Kutiplah dengan tepat bagian teks tentang moderasi beragama di bawah yang dibuka oleh kata-kata yang memuat "Jangan (sampai) Salah" dan ditutup dengan "kaprah atau keliru?".

----- KUTIPAN TEKS

Jangan (sampai) Salah Kaprah
Berikutnya, mari kembali pada judul artikel saya di atas: Moderasi Beragama, Jangan Sampai Salah Kaprah. Judul yang cukup provokatif tersebut bagi saya penting agar kita tidak hanya secara legawa mengimplementasikan narasi-narasi sejuk moderasi beragama, tetapi mampu menarik pukulan guna merumuskan pertanyaan-pertanyaan penting demi penyempurnaan narasi resolutif tersebut. Apakah resolusi moderasi beragama, misalnya, bisa secara salah kaprah diartikan? atau Mengapa reolusi moderasi beragama bisa salah kaprah atau pada aspek-aspek manakah resolusi moderasi beragama tersebut bisa saja salah kaprah atau keliru?
Pertama-tama, perlu ditekankan bahwa gagasan “moderasi beragama”, walau tampak sebagai jargon sederhana sesungguhnya berisikan muatan teoretis besar serentak abstrak yang tidak langsung final dan siap pakai (taken for granted) kalau diaplikasikan. Soal pertama yang muncul adalah seputar/terkait term moderasi itu sendiri bapa. Pada bagian sebelumnya, dijelaskan bahwa moderasi berarti berada di tengah-tengah atau moderat. Term ini kalau tidak jeli dipahami bisa dimengerti sebagai posisi netral atau pas di tengah-tengah tanpa ada keberpihakan yang jelas.

----------
----- DATA TERSEDIA

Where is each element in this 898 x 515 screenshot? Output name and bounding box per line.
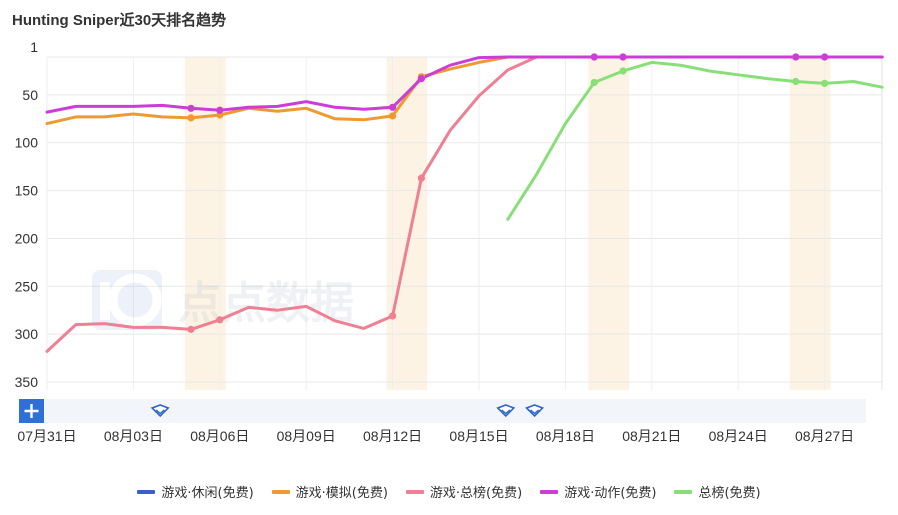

----------

* PENYELESAIAN LATIHAN
Jangan (sampai) Salah Kaprah
Berikutnya, mari kembali pada judul artikel saya di atas: Moderasi Beragama, Jangan Sampai Salah Kaprah. Judul yang cukup provokatif tersebut bagi saya penting agar kita tidak hanya secara legawa mengimplementasikan narasi-narasi sejuk moderasi beragama, tetapi mampu menarik pukulan guna merumuskan pertanyaan-pertanyaan penting demi penyempurnaan narasi resolutif tersebut. Apakah resolusi moderasi beragama, misalnya, bisa secara salah kaprah diartikan? atau Mengapa reolusi moderasi beragama bisa salah kaprah atau pada aspek-aspek manakah resolusi moderasi beragama tersebut bisa saja salah kaprah atau keliru?